Set problem. Retype the whole listing verbatim and keep the pictures out of it.
------ Dataset
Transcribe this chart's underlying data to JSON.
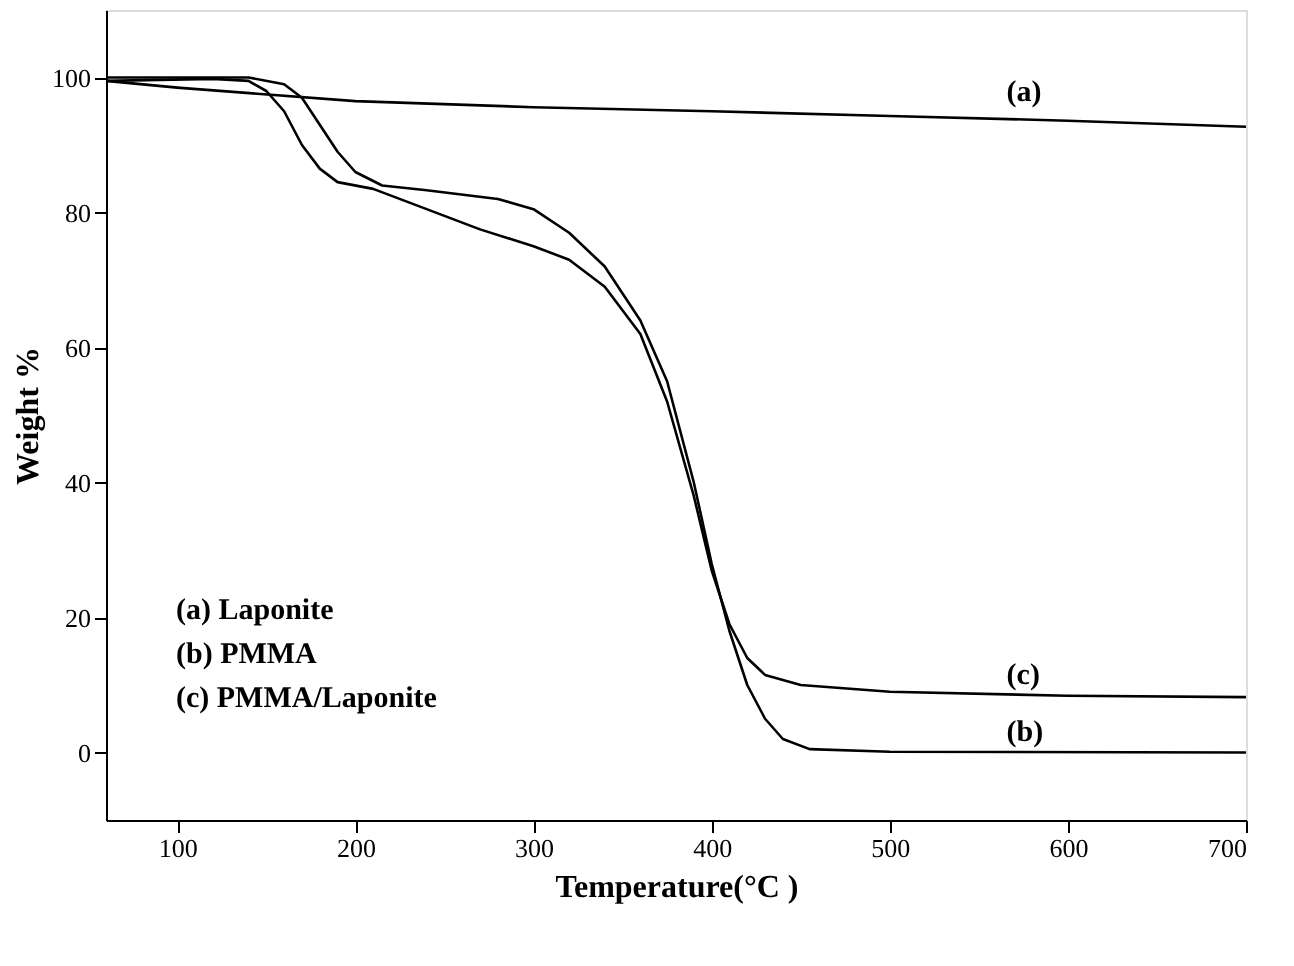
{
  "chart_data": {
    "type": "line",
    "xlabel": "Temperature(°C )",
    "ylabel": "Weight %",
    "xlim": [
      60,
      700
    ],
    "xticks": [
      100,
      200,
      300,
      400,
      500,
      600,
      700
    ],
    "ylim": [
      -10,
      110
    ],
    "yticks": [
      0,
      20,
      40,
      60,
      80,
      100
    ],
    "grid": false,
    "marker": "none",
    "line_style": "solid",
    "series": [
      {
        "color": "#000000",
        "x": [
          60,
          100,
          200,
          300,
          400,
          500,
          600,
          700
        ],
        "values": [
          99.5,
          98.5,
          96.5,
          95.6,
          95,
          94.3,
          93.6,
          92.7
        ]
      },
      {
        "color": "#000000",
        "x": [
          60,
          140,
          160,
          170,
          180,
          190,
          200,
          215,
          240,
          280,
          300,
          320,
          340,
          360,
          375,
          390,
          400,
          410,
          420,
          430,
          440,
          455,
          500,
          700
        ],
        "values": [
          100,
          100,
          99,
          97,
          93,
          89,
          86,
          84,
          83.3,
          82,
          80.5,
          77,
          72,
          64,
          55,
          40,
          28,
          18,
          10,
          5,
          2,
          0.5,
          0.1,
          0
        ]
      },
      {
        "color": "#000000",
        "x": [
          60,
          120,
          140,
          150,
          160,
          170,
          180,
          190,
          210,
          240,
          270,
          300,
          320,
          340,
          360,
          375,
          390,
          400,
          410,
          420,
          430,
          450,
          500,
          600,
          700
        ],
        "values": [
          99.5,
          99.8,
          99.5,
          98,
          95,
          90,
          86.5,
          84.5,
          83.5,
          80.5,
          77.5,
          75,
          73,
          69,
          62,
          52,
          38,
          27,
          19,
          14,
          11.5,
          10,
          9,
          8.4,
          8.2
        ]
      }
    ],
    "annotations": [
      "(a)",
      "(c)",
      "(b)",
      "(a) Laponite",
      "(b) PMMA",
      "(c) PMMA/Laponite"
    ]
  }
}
------------
In response.
Transcribe this chart's underlying data to JSON.
{
  "chart_data": {
    "type": "line",
    "xlabel": "Temperature(°C )",
    "ylabel": "Weight %",
    "xlim": [
      60,
      700
    ],
    "xticks": [
      100,
      200,
      300,
      400,
      500,
      600,
      700
    ],
    "ylim": [
      -10,
      110
    ],
    "yticks": [
      0,
      20,
      40,
      60,
      80,
      100
    ],
    "grid": false,
    "marker": "none",
    "line_style": "solid",
    "series": [
      {
        "color": "#000000",
        "x": [
          60,
          100,
          200,
          300,
          400,
          500,
          600,
          700
        ],
        "values": [
          99.5,
          98.5,
          96.5,
          95.6,
          95,
          94.3,
          93.6,
          92.7
        ]
      },
      {
        "color": "#000000",
        "x": [
          60,
          140,
          160,
          170,
          180,
          190,
          200,
          215,
          240,
          280,
          300,
          320,
          340,
          360,
          375,
          390,
          400,
          410,
          420,
          430,
          440,
          455,
          500,
          700
        ],
        "values": [
          100,
          100,
          99,
          97,
          93,
          89,
          86,
          84,
          83.3,
          82,
          80.5,
          77,
          72,
          64,
          55,
          40,
          28,
          18,
          10,
          5,
          2,
          0.5,
          0.1,
          0
        ]
      },
      {
        "color": "#000000",
        "x": [
          60,
          120,
          140,
          150,
          160,
          170,
          180,
          190,
          210,
          240,
          270,
          300,
          320,
          340,
          360,
          375,
          390,
          400,
          410,
          420,
          430,
          450,
          500,
          600,
          700
        ],
        "values": [
          99.5,
          99.8,
          99.5,
          98,
          95,
          90,
          86.5,
          84.5,
          83.5,
          80.5,
          77.5,
          75,
          73,
          69,
          62,
          52,
          38,
          27,
          19,
          14,
          11.5,
          10,
          9,
          8.4,
          8.2
        ]
      }
    ],
    "annotations": [
      "(a)",
      "(c)",
      "(b)",
      "(a) Laponite",
      "(b) PMMA",
      "(c) PMMA/Laponite"
    ]
  }
}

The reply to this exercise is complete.